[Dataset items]

[Begin]

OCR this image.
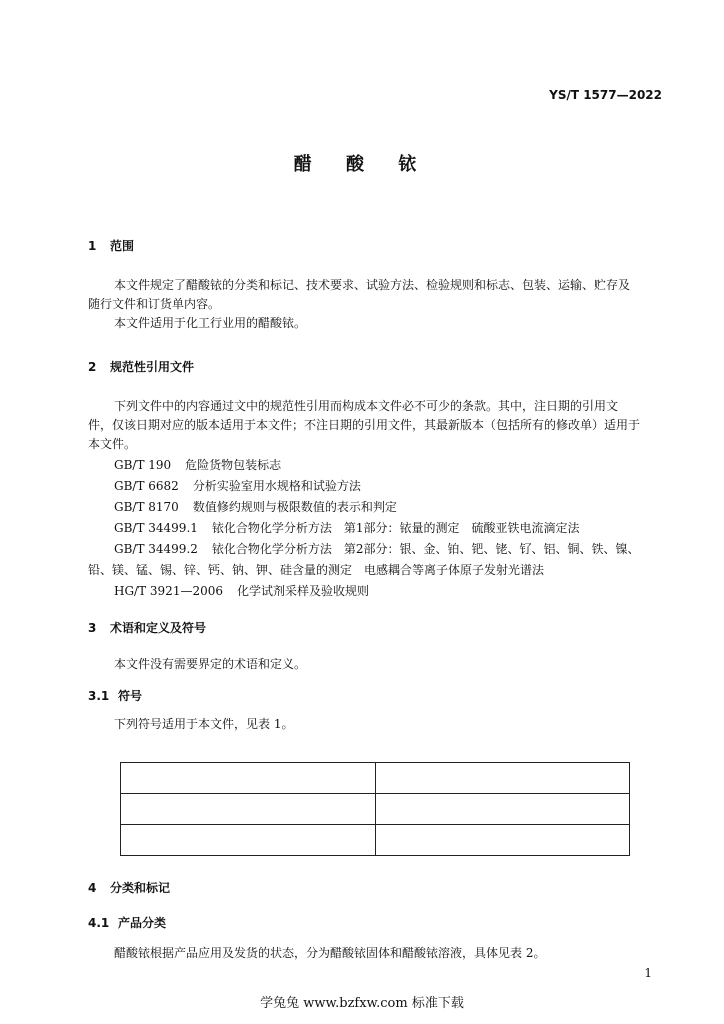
YS/T 1577—2022
醋 酸 铱
1 范围
本文件规定了醋酸铱的分类和标记、技术要求、试验方法、检验规则和标志、包装、运输、贮存及随行文件和订货单内容。
本文件适用于化工行业用的醋酸铱。
2 规范性引用文件
下列文件中的内容通过文中的规范性引用而构成本文件必不可少的条款。其中，注日期的引用文件，仅该日期对应的版本适用于本文件；不注日期的引用文件，其最新版本（包括所有的修改单）适用于本文件。
GB/T 190 危险货物包装标志
GB/T 6682 分析实验室用水规格和试验方法
GB/T 8170 数值修约规则与极限数值的表示和判定
GB/T 34499.1 铱化合物化学分析方法　第1部分：铱量的测定　硫酸亚铁电流滴定法
GB/T 34499.2 铱化合物化学分析方法　第2部分：银、金、铂、钯、铑、钌、铝、铜、铁、镍、铅、镁、锰、锡、锌、钙、钠、钾、硅含量的测定　电感耦合等离子体原子发射光谱法
HG/T 3921—2006 化学试剂采样及验收规则
3 术语和定义及符号
本文件没有需要界定的术语和定义。
3.1 符号
下列符号适用于本文件，见表 1。

4 分类和标记
4.1 产品分类
醋酸铱根据产品应用及发货的状态，分为醋酸铱固体和醋酸铱溶液，具体见表 2。
1
学兔兔 www.bzfxw.com 标准下载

[End]

> _TASK DESCRIPTION_: Identify the lines above that contain the word "铱化合物化学分析方法", then copy them.

> _EXERCISE ANSWER_:
GB/T 34499.1 铱化合物化学分析方法　第1部分：铱量的测定　硫酸亚铁电流滴定法
GB/T 34499.2 铱化合物化学分析方法　第2部分：银、金、铂、钯、铑、钌、铝、铜、铁、镍、铅、镁、锰、锡、锌、钙、钠、钾、硅含量的测定　电感耦合等离子体原子发射光谱法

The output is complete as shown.